EXERCISE PROMPT:
Your task is to copy each line that has the word "节肢动物".

Records contained in a dataset
◇ ◇ ◇ ◇ ◇

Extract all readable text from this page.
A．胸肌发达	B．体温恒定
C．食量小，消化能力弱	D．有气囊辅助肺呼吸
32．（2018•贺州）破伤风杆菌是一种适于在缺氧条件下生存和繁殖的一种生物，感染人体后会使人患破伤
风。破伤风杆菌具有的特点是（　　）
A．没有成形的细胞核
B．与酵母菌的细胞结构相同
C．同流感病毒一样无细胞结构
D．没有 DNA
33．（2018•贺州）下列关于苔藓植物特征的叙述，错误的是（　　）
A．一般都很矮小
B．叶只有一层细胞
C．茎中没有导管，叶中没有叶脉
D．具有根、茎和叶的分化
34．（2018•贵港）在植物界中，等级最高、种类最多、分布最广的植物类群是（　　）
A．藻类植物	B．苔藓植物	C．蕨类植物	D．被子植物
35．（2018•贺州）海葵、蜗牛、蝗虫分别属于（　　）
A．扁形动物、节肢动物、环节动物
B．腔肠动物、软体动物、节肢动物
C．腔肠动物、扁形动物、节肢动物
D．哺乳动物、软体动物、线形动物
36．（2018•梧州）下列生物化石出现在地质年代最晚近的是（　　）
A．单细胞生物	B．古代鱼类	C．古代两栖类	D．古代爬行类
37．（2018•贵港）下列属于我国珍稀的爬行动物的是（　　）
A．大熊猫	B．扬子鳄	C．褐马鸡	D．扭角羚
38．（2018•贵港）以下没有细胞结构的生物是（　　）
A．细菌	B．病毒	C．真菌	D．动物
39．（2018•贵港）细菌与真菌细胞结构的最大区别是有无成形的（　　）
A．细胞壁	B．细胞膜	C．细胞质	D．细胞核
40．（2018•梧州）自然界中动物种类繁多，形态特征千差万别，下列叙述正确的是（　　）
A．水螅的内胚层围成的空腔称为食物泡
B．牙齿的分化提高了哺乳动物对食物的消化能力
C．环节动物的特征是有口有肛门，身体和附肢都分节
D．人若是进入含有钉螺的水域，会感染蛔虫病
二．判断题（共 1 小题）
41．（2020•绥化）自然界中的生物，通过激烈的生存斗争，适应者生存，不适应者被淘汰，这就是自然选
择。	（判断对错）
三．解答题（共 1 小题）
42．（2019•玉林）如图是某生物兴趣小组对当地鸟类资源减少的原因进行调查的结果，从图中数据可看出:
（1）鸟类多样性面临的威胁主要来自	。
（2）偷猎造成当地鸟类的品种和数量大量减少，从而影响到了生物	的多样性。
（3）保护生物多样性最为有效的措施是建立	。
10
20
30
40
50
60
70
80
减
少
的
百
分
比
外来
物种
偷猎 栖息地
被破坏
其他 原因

◇ ◇ ◇ ◇ ◇

RESULT OF THIS TASK:
A．扁形动物、节肢动物、环节动物
B．腔肠动物、软体动物、节肢动物
C．腔肠动物、扁形动物、节肢动物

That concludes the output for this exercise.